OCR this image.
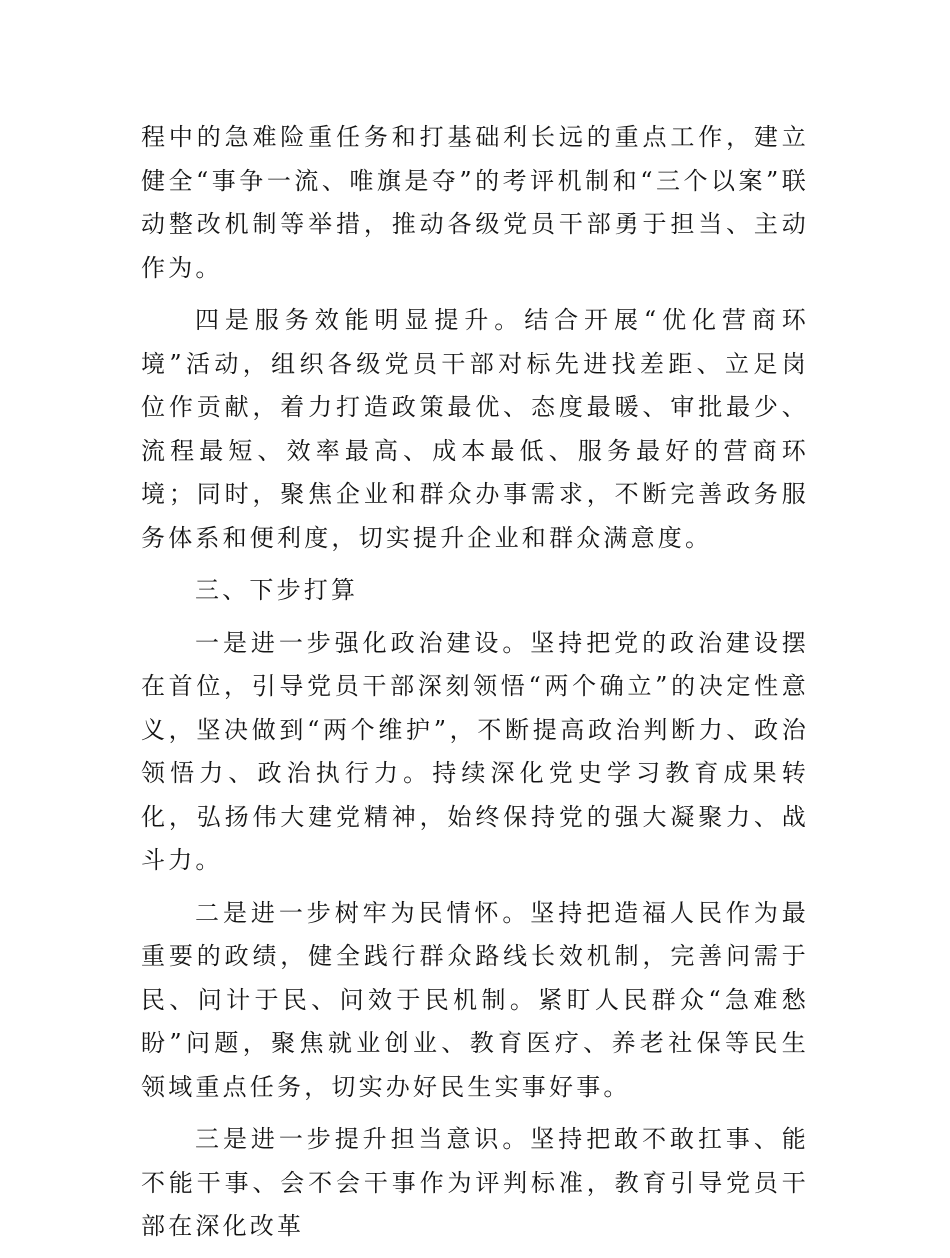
程中的急难险重任务和打基础利长远的重点工作，建立健全“事争一流、唯旗是夺”的考评机制和“三个以案”联动整改机制等举措，推动各级党员干部勇于担当、主动作为。

四是服务效能明显提升。结合开展“优化营商环境”活动，组织各级党员干部对标先进找差距、立足岗位作贡献，着力打造政策最优、态度最暖、审批最少、流程最短、效率最高、成本最低、服务最好的营商环境；同时，聚焦企业和群众办事需求，不断完善政务服务体系和便利度，切实提升企业和群众满意度。

三、下步打算

一是进一步强化政治建设。坚持把党的政治建设摆在首位，引导党员干部深刻领悟“两个确立”的决定性意义，坚决做到“两个维护”，不断提高政治判断力、政治领悟力、政治执行力。持续深化党史学习教育成果转化，弘扬伟大建党精神，始终保持党的强大凝聚力、战斗力。

二是进一步树牢为民情怀。坚持把造福人民作为最重要的政绩，健全践行群众路线长效机制，完善问需于民、问计于民、问效于民机制。紧盯人民群众“急难愁盼”问题，聚焦就业创业、教育医疗、养老社保等民生领域重点任务，切实办好民生实事好事。

三是进一步提升担当意识。坚持把敢不敢扛事、能不能干事、会不会干事作为评判标准，教育引导党员干部在深化改革
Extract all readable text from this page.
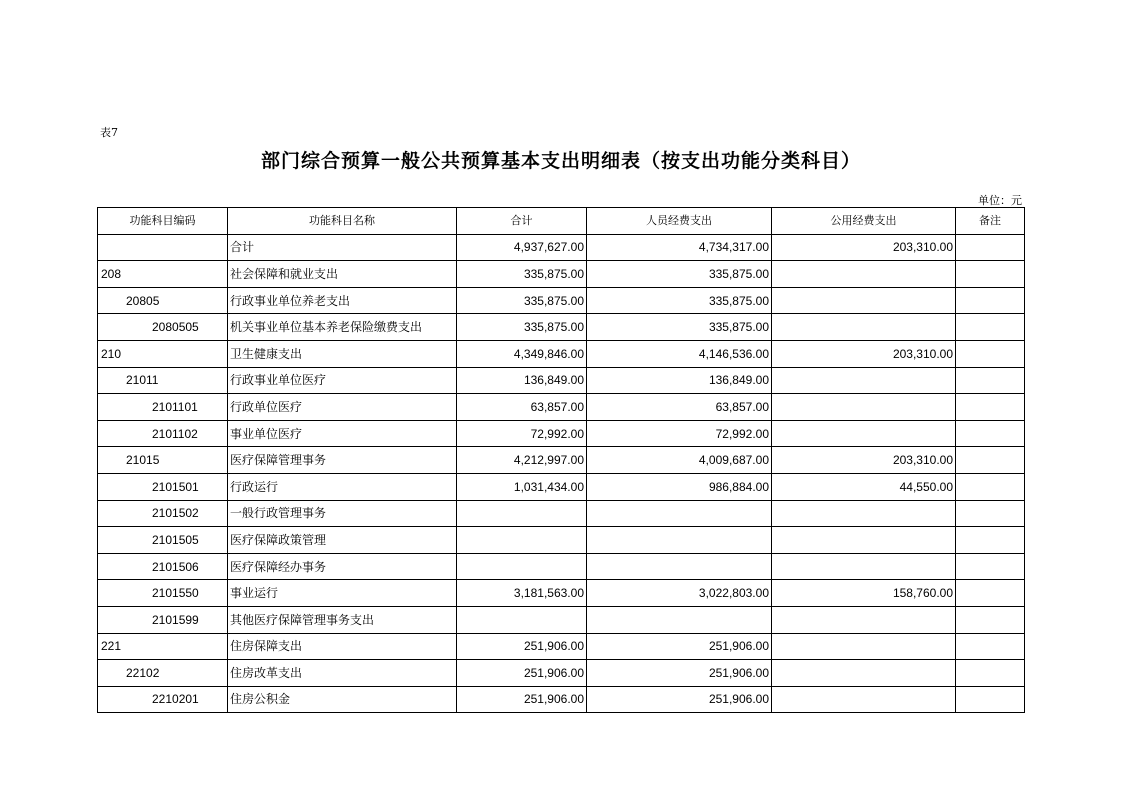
表7
部门综合预算一般公共预算基本支出明细表（按支出功能分类科目）
单位：元
功能科目编码	功能科目名称	合计	人员经费支出	公用经费支出	备注
	合计	4,937,627.00	4,734,317.00	203,310.00	
208	社会保障和就业支出	335,875.00	335,875.00		
20805	行政事业单位养老支出	335,875.00	335,875.00		
2080505	机关事业单位基本养老保险缴费支出	335,875.00	335,875.00		
210	卫生健康支出	4,349,846.00	4,146,536.00	203,310.00	
21011	行政事业单位医疗	136,849.00	136,849.00		
2101101	行政单位医疗	63,857.00	63,857.00		
2101102	事业单位医疗	72,992.00	72,992.00		
21015	医疗保障管理事务	4,212,997.00	4,009,687.00	203,310.00	
2101501	行政运行	1,031,434.00	986,884.00	44,550.00	
2101502	一般行政管理事务				
2101505	医疗保障政策管理				
2101506	医疗保障经办事务				
2101550	事业运行	3,181,563.00	3,022,803.00	158,760.00	
2101599	其他医疗保障管理事务支出				
221	住房保障支出	251,906.00	251,906.00		
22102	住房改革支出	251,906.00	251,906.00		
2210201	住房公积金	251,906.00	251,906.00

━━━

**To do**
Show every line where the string "this" appears.

**Output of the exercise**
OCR this image.
Extract all readable text from this page.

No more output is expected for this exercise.